Collected data:
════════════════════
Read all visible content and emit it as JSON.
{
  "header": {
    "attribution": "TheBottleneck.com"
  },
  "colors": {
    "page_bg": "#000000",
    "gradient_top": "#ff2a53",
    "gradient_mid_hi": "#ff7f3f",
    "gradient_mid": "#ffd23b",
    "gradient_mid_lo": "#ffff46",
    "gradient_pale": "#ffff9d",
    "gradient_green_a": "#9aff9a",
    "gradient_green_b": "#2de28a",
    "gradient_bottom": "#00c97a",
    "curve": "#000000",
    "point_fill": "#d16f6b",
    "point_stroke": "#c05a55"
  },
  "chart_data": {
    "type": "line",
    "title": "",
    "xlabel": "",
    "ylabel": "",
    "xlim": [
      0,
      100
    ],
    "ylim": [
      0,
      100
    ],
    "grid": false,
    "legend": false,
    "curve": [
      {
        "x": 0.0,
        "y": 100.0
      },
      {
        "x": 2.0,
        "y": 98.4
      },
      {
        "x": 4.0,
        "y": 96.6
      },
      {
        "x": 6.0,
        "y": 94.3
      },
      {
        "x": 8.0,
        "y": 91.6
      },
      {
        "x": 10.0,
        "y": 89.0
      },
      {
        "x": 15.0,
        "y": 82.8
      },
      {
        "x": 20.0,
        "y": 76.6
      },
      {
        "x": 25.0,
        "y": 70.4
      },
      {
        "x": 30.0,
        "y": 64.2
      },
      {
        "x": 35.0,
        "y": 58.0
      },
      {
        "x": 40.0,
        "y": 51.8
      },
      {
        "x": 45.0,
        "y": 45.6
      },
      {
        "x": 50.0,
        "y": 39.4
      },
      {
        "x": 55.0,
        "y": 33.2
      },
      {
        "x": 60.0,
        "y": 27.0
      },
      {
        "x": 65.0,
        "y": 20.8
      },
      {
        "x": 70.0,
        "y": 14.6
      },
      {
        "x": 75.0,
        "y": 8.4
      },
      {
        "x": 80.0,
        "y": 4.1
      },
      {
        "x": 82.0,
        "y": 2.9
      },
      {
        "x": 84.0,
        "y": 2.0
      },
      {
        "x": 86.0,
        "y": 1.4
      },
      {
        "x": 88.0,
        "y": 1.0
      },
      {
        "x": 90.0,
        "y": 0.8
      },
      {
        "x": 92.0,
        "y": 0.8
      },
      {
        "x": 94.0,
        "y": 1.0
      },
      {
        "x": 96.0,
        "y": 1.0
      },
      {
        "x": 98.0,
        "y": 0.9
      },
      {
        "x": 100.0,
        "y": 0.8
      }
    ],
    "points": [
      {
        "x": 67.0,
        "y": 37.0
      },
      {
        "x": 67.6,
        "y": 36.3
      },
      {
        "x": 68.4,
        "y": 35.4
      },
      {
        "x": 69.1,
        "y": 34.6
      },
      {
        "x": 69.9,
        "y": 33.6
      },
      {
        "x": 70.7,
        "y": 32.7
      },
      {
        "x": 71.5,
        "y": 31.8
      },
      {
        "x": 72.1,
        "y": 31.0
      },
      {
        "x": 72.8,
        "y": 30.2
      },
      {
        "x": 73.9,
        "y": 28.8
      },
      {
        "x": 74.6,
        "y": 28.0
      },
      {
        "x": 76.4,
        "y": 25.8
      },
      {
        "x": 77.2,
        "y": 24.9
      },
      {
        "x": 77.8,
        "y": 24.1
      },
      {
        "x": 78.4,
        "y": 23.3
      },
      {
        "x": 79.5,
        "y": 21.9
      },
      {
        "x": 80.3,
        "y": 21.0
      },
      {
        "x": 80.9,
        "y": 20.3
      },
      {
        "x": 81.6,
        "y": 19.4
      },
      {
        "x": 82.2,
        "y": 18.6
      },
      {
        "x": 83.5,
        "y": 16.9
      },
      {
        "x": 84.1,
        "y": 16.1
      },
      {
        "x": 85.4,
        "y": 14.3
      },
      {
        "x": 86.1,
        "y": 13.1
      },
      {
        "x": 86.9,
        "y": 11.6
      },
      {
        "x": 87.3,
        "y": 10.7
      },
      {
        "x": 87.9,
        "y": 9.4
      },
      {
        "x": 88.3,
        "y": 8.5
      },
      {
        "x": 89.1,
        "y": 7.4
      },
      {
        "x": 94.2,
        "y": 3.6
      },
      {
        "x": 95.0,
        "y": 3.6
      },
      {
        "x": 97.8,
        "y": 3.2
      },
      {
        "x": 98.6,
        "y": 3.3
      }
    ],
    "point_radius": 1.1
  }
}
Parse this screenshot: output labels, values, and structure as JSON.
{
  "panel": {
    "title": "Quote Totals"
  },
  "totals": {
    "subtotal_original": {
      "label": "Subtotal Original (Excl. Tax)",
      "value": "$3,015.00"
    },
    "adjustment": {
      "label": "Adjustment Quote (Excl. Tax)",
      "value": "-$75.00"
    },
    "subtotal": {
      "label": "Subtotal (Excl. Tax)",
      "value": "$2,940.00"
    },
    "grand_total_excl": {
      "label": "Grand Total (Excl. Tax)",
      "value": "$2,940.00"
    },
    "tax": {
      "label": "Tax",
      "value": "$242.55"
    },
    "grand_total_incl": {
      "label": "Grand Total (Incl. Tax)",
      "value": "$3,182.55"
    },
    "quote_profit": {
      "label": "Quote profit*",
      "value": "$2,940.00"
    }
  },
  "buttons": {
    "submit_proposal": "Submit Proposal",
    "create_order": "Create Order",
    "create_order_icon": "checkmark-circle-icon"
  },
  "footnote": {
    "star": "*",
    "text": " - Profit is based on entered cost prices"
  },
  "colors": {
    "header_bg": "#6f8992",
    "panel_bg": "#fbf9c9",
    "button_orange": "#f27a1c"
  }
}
════════════════════
Write out all records exactly, keeping every detail.

Read all visible content and emit it as JSON.
{
  "header": {
    "attribution": "TheBottleneck.com"
  },
  "colors": {
    "page_bg": "#000000",
    "gradient_top": "#ff2a53",
    "gradient_mid_hi": "#ff7f3f",
    "gradient_mid": "#ffd23b",
    "gradient_mid_lo": "#ffff46",
    "gradient_pale": "#ffff9d",
    "gradient_green_a": "#9aff9a",
    "gradient_green_b": "#2de28a",
    "gradient_bottom": "#00c97a",
    "curve": "#000000",
    "point_fill": "#d16f6b",
    "point_stroke": "#c05a55"
  },
  "chart_data": {
    "type": "line",
    "title": "",
    "xlabel": "",
    "ylabel": "",
    "xlim": [
      0,
      100
    ],
    "ylim": [
      0,
      100
    ],
    "grid": false,
    "legend": false,
    "curve": [
      {
        "x": 0.0,
        "y": 100.0
      },
      {
        "x": 2.0,
        "y": 98.4
      },
      {
        "x": 4.0,
        "y": 96.6
      },
      {
        "x": 6.0,
        "y": 94.3
      },
      {
        "x": 8.0,
        "y": 91.6
      },
      {
        "x": 10.0,
        "y": 89.0
      },
      {
        "x": 15.0,
        "y": 82.8
      },
      {
        "x": 20.0,
        "y": 76.6
      },
      {
        "x": 25.0,
        "y": 70.4
      },
      {
        "x": 30.0,
        "y": 64.2
      },
      {
        "x": 35.0,
        "y": 58.0
      },
      {
        "x": 40.0,
        "y": 51.8
      },
      {
        "x": 45.0,
        "y": 45.6
      },
      {
        "x": 50.0,
        "y": 39.4
      },
      {
        "x": 55.0,
        "y": 33.2
      },
      {
        "x": 60.0,
        "y": 27.0
      },
      {
        "x": 65.0,
        "y": 20.8
      },
      {
        "x": 70.0,
        "y": 14.6
      },
      {
        "x": 75.0,
        "y": 8.4
      },
      {
        "x": 80.0,
        "y": 4.1
      },
      {
        "x": 82.0,
        "y": 2.9
      },
      {
        "x": 84.0,
        "y": 2.0
      },
      {
        "x": 86.0,
        "y": 1.4
      },
      {
        "x": 88.0,
        "y": 1.0
      },
      {
        "x": 90.0,
        "y": 0.8
      },
      {
        "x": 92.0,
        "y": 0.8
      },
      {
        "x": 94.0,
        "y": 1.0
      },
      {
        "x": 96.0,
        "y": 1.0
      },
      {
        "x": 98.0,
        "y": 0.9
      },
      {
        "x": 100.0,
        "y": 0.8
      }
    ],
    "points": [
      {
        "x": 67.0,
        "y": 37.0
      },
      {
        "x": 67.6,
        "y": 36.3
      },
      {
        "x": 68.4,
        "y": 35.4
      },
      {
        "x": 69.1,
        "y": 34.6
      },
      {
        "x": 69.9,
        "y": 33.6
      },
      {
        "x": 70.7,
        "y": 32.7
      },
      {
        "x": 71.5,
        "y": 31.8
      },
      {
        "x": 72.1,
        "y": 31.0
      },
      {
        "x": 72.8,
        "y": 30.2
      },
      {
        "x": 73.9,
        "y": 28.8
      },
      {
        "x": 74.6,
        "y": 28.0
      },
      {
        "x": 76.4,
        "y": 25.8
      },
      {
        "x": 77.2,
        "y": 24.9
      },
      {
        "x": 77.8,
        "y": 24.1
      },
      {
        "x": 78.4,
        "y": 23.3
      },
      {
        "x": 79.5,
        "y": 21.9
      },
      {
        "x": 80.3,
        "y": 21.0
      },
      {
        "x": 80.9,
        "y": 20.3
      },
      {
        "x": 81.6,
        "y": 19.4
      },
      {
        "x": 82.2,
        "y": 18.6
      },
      {
        "x": 83.5,
        "y": 16.9
      },
      {
        "x": 84.1,
        "y": 16.1
      },
      {
        "x": 85.4,
        "y": 14.3
      },
      {
        "x": 86.1,
        "y": 13.1
      },
      {
        "x": 86.9,
        "y": 11.6
      },
      {
        "x": 87.3,
        "y": 10.7
      },
      {
        "x": 87.9,
        "y": 9.4
      },
      {
        "x": 88.3,
        "y": 8.5
      },
      {
        "x": 89.1,
        "y": 7.4
      },
      {
        "x": 94.2,
        "y": 3.6
      },
      {
        "x": 95.0,
        "y": 3.6
      },
      {
        "x": 97.8,
        "y": 3.2
      },
      {
        "x": 98.6,
        "y": 3.3
      }
    ],
    "point_radius": 1.1
  }
}
Parse this screenshot: output labels, values, and structure as JSON.
{
  "panel": {
    "title": "Quote Totals"
  },
  "totals": {
    "subtotal_original": {
      "label": "Subtotal Original (Excl. Tax)",
      "value": "$3,015.00"
    },
    "adjustment": {
      "label": "Adjustment Quote (Excl. Tax)",
      "value": "-$75.00"
    },
    "subtotal": {
      "label": "Subtotal (Excl. Tax)",
      "value": "$2,940.00"
    },
    "grand_total_excl": {
      "label": "Grand Total (Excl. Tax)",
      "value": "$2,940.00"
    },
    "tax": {
      "label": "Tax",
      "value": "$242.55"
    },
    "grand_total_incl": {
      "label": "Grand Total (Incl. Tax)",
      "value": "$3,182.55"
    },
    "quote_profit": {
      "label": "Quote profit*",
      "value": "$2,940.00"
    }
  },
  "buttons": {
    "submit_proposal": "Submit Proposal",
    "create_order": "Create Order",
    "create_order_icon": "checkmark-circle-icon"
  },
  "footnote": {
    "star": "*",
    "text": " - Profit is based on entered cost prices"
  },
  "colors": {
    "header_bg": "#6f8992",
    "panel_bg": "#fbf9c9",
    "button_orange": "#f27a1c"
  }
}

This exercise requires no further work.